CHALLENGE: Please echo the lines exactly, starting with the line that contains "- Ellipse shape: [322, 298, 326, 305]" and going down through the line that contains "- Ellipse shape: [261, 171, 295, 261]", both included.

EXERCISE INPUT:
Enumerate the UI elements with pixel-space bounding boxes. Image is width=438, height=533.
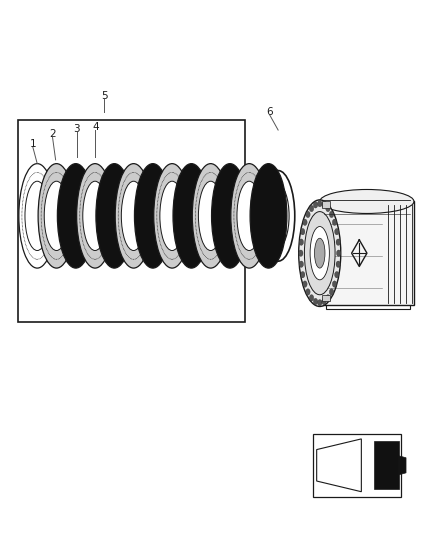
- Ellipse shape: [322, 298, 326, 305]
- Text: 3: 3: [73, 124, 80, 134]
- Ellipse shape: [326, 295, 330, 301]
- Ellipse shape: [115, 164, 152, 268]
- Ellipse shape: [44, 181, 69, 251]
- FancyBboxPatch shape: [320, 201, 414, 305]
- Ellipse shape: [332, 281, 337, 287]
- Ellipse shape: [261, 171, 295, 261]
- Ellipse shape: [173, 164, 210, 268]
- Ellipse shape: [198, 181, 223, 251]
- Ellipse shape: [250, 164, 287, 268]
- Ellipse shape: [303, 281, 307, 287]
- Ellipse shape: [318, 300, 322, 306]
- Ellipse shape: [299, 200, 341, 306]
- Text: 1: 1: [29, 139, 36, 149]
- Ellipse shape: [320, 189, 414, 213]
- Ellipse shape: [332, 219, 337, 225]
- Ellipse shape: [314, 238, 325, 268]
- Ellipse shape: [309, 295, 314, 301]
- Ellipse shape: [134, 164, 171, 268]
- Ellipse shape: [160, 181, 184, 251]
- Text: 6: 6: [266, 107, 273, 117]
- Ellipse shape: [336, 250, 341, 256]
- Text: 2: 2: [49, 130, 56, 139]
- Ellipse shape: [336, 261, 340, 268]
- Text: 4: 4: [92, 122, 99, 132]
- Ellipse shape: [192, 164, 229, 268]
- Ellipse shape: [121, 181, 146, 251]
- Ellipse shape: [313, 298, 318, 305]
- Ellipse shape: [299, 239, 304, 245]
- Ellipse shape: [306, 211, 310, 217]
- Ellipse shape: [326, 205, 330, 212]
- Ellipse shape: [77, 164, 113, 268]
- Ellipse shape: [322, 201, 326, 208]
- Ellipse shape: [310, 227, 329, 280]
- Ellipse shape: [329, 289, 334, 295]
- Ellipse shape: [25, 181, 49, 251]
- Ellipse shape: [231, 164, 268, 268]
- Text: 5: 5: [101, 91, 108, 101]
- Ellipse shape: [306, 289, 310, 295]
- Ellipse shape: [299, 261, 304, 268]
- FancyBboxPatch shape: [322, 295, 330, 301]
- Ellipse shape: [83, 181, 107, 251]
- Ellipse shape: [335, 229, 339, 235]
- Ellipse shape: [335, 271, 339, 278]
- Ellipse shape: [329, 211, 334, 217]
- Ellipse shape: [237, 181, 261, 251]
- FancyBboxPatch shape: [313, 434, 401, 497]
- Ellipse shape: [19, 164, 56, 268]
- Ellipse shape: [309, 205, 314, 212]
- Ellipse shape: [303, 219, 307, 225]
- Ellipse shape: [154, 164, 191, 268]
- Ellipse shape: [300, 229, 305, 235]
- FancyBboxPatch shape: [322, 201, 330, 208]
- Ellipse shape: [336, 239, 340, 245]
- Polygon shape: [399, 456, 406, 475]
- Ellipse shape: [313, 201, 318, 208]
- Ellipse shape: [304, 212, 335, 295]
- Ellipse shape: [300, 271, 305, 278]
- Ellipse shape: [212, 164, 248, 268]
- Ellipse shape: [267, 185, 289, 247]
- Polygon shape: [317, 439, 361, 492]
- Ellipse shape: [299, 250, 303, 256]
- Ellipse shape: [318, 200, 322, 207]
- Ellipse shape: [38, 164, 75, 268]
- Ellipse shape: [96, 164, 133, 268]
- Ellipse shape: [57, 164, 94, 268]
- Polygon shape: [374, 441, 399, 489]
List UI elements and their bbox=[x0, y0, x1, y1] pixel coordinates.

--

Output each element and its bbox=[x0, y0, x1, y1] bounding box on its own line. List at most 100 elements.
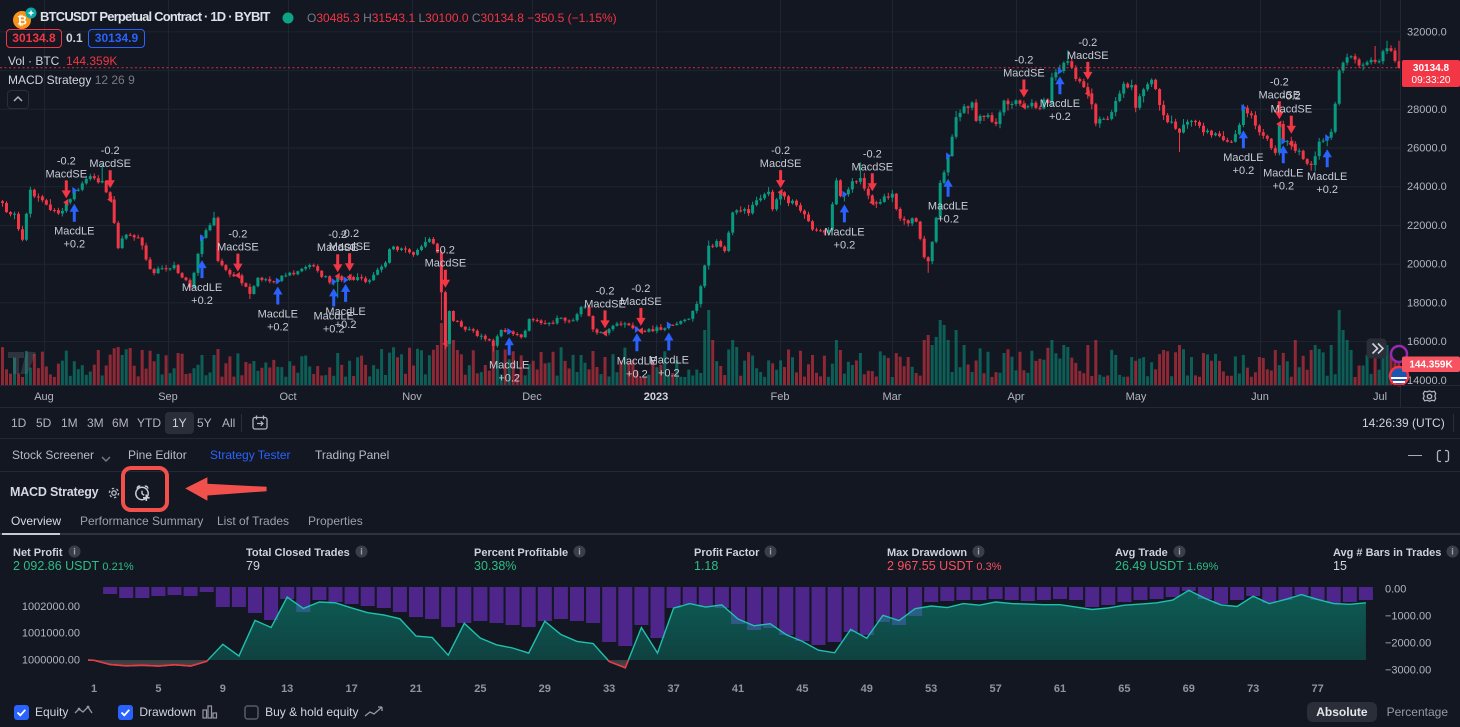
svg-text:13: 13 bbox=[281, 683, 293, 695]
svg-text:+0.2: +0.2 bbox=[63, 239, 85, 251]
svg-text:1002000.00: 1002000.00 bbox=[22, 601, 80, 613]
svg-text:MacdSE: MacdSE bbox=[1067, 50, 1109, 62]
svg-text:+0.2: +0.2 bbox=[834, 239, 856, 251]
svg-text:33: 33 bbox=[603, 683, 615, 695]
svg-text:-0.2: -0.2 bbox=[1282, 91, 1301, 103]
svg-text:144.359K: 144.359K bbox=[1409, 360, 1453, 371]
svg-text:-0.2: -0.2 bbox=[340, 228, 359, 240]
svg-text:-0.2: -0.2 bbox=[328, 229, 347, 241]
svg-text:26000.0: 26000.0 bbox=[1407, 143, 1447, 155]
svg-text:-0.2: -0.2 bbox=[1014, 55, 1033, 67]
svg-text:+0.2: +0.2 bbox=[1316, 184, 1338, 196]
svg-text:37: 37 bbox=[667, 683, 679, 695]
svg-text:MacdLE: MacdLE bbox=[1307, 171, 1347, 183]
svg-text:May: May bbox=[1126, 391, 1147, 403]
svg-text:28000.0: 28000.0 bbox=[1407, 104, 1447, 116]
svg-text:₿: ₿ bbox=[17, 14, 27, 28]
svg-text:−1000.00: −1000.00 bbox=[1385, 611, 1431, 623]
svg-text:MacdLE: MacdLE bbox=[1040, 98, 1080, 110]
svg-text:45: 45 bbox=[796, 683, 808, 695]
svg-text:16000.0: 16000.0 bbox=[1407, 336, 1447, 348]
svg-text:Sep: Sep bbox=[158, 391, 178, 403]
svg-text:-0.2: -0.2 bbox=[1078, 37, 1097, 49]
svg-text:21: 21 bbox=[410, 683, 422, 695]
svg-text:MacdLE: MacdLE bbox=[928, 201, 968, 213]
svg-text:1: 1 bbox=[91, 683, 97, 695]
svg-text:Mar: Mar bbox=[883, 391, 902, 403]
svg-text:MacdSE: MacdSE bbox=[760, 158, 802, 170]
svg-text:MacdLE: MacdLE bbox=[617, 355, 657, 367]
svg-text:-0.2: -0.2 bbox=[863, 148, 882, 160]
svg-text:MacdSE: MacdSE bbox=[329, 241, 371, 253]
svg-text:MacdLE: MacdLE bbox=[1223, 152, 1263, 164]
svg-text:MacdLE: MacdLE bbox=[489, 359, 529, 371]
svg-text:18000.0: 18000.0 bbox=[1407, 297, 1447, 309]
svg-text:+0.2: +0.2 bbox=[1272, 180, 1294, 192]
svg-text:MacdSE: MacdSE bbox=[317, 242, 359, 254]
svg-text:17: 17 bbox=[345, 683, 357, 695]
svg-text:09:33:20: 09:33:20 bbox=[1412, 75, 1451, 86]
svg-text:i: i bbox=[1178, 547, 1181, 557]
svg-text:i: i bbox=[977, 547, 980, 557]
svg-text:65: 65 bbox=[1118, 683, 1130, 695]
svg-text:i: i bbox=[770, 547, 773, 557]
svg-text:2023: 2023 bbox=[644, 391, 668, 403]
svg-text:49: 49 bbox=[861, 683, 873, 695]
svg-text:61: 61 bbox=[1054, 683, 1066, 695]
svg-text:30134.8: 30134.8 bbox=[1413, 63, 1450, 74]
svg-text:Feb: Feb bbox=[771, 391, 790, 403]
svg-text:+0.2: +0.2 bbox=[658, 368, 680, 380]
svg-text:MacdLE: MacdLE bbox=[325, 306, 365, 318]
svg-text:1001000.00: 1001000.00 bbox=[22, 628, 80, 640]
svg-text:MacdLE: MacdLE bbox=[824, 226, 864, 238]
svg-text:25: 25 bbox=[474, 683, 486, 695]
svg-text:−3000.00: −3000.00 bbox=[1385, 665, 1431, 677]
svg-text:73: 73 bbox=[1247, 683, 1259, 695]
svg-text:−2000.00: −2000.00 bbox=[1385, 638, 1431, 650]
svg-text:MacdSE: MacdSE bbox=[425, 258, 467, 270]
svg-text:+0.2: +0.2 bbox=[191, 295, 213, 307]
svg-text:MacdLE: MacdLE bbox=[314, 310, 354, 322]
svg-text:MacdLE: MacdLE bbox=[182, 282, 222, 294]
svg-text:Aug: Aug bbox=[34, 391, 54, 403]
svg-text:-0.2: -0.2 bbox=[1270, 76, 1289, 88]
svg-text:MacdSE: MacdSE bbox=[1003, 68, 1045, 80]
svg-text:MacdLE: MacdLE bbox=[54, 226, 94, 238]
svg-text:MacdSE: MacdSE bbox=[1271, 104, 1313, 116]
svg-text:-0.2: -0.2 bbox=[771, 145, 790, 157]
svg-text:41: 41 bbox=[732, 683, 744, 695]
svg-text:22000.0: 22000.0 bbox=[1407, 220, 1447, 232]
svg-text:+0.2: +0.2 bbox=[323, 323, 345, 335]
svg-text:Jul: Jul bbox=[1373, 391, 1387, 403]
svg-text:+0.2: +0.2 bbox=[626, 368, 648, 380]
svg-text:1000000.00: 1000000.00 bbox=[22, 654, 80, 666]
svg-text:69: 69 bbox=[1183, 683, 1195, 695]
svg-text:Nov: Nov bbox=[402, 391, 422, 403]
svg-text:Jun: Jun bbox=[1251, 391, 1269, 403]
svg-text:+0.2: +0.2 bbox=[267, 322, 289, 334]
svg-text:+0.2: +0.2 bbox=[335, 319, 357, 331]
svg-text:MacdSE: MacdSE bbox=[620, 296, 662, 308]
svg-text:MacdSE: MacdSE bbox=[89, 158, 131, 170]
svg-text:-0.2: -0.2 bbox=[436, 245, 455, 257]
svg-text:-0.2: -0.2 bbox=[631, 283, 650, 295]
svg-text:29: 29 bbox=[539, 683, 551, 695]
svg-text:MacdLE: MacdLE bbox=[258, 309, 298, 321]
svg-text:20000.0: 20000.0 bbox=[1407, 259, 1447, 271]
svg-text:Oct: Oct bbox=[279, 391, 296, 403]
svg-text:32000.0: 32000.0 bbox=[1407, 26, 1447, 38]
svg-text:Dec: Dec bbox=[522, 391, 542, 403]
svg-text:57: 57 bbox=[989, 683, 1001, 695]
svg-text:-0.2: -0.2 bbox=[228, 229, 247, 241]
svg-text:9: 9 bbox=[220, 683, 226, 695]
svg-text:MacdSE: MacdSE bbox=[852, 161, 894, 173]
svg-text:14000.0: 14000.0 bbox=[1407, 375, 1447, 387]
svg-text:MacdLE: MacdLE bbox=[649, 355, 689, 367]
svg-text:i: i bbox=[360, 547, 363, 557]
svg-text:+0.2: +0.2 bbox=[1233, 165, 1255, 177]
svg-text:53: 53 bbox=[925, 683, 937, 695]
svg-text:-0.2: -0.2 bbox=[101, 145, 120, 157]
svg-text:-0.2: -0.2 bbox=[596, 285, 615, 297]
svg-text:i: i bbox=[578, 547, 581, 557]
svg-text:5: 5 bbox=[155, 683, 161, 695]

FULL ANSWER:
- Ellipse shape: [322, 298, 326, 305]
- Text: 3: 3: [73, 124, 80, 134]
- Ellipse shape: [326, 295, 330, 301]
- Ellipse shape: [115, 164, 152, 268]
- Ellipse shape: [44, 181, 69, 251]
- FancyBboxPatch shape: [320, 201, 414, 305]
- Ellipse shape: [332, 281, 337, 287]
- Ellipse shape: [261, 171, 295, 261]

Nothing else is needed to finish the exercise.